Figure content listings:
-- start --

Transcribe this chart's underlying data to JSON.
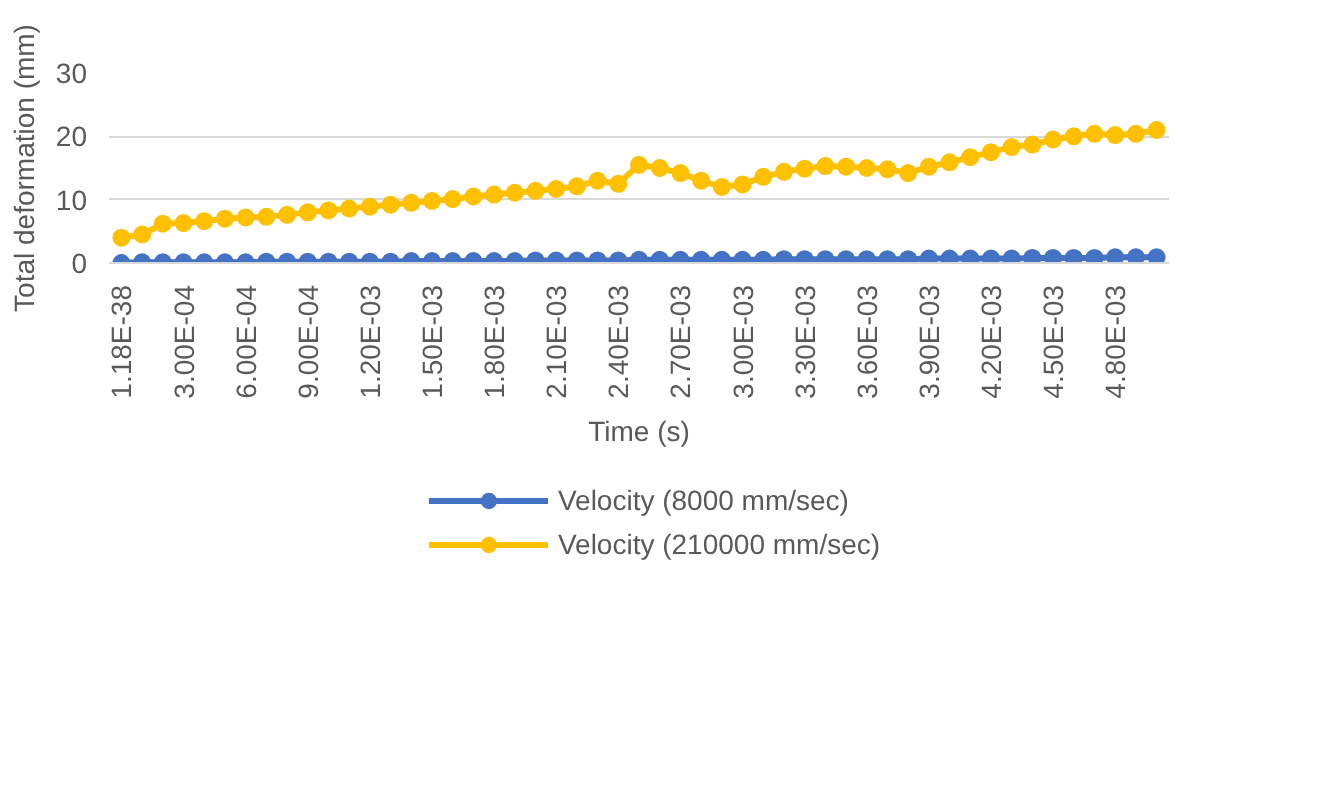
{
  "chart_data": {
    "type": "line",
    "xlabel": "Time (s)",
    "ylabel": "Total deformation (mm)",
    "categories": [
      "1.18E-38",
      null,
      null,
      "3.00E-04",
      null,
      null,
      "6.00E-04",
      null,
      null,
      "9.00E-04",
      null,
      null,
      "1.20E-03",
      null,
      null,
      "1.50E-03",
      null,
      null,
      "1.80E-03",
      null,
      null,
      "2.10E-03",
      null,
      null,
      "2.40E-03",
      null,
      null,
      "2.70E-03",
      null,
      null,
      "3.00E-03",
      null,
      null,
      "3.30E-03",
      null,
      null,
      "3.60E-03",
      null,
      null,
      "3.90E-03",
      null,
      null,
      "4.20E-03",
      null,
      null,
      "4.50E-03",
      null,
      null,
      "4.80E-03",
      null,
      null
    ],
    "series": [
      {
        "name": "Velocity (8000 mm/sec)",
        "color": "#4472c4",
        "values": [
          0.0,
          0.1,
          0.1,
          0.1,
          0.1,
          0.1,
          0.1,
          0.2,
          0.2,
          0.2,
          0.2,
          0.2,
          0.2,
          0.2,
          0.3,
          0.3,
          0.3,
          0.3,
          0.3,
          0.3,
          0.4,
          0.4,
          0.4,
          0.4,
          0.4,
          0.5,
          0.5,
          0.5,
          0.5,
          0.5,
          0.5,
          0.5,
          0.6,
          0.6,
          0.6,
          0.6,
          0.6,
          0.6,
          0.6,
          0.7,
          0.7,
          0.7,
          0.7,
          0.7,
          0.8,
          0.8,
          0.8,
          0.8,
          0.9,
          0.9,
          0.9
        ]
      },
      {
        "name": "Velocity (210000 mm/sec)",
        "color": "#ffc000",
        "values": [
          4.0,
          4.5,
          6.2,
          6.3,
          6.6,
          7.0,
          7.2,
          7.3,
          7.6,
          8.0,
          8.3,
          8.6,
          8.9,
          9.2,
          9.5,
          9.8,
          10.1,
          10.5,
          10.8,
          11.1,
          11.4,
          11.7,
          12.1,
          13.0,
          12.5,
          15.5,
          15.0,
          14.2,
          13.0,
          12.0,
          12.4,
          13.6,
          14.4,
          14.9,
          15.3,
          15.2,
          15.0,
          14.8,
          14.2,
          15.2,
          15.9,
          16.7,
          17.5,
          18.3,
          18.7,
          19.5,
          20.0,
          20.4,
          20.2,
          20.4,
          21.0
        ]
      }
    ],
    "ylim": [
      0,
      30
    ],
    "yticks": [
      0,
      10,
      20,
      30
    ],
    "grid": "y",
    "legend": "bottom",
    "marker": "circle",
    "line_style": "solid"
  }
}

-- end --

What to do:
Omit the pictures, then quote the rest of the material above exactly.

Worked solution:
Transcribe this chart's underlying data to JSON.
{
  "chart_data": {
    "type": "line",
    "xlabel": "Time (s)",
    "ylabel": "Total deformation (mm)",
    "categories": [
      "1.18E-38",
      null,
      null,
      "3.00E-04",
      null,
      null,
      "6.00E-04",
      null,
      null,
      "9.00E-04",
      null,
      null,
      "1.20E-03",
      null,
      null,
      "1.50E-03",
      null,
      null,
      "1.80E-03",
      null,
      null,
      "2.10E-03",
      null,
      null,
      "2.40E-03",
      null,
      null,
      "2.70E-03",
      null,
      null,
      "3.00E-03",
      null,
      null,
      "3.30E-03",
      null,
      null,
      "3.60E-03",
      null,
      null,
      "3.90E-03",
      null,
      null,
      "4.20E-03",
      null,
      null,
      "4.50E-03",
      null,
      null,
      "4.80E-03",
      null,
      null
    ],
    "series": [
      {
        "name": "Velocity (8000 mm/sec)",
        "color": "#4472c4",
        "values": [
          0.0,
          0.1,
          0.1,
          0.1,
          0.1,
          0.1,
          0.1,
          0.2,
          0.2,
          0.2,
          0.2,
          0.2,
          0.2,
          0.2,
          0.3,
          0.3,
          0.3,
          0.3,
          0.3,
          0.3,
          0.4,
          0.4,
          0.4,
          0.4,
          0.4,
          0.5,
          0.5,
          0.5,
          0.5,
          0.5,
          0.5,
          0.5,
          0.6,
          0.6,
          0.6,
          0.6,
          0.6,
          0.6,
          0.6,
          0.7,
          0.7,
          0.7,
          0.7,
          0.7,
          0.8,
          0.8,
          0.8,
          0.8,
          0.9,
          0.9,
          0.9
        ]
      },
      {
        "name": "Velocity (210000 mm/sec)",
        "color": "#ffc000",
        "values": [
          4.0,
          4.5,
          6.2,
          6.3,
          6.6,
          7.0,
          7.2,
          7.3,
          7.6,
          8.0,
          8.3,
          8.6,
          8.9,
          9.2,
          9.5,
          9.8,
          10.1,
          10.5,
          10.8,
          11.1,
          11.4,
          11.7,
          12.1,
          13.0,
          12.5,
          15.5,
          15.0,
          14.2,
          13.0,
          12.0,
          12.4,
          13.6,
          14.4,
          14.9,
          15.3,
          15.2,
          15.0,
          14.8,
          14.2,
          15.2,
          15.9,
          16.7,
          17.5,
          18.3,
          18.7,
          19.5,
          20.0,
          20.4,
          20.2,
          20.4,
          21.0
        ]
      }
    ],
    "ylim": [
      0,
      30
    ],
    "yticks": [
      0,
      10,
      20,
      30
    ],
    "grid": "y",
    "legend": "bottom",
    "marker": "circle",
    "line_style": "solid"
  }
}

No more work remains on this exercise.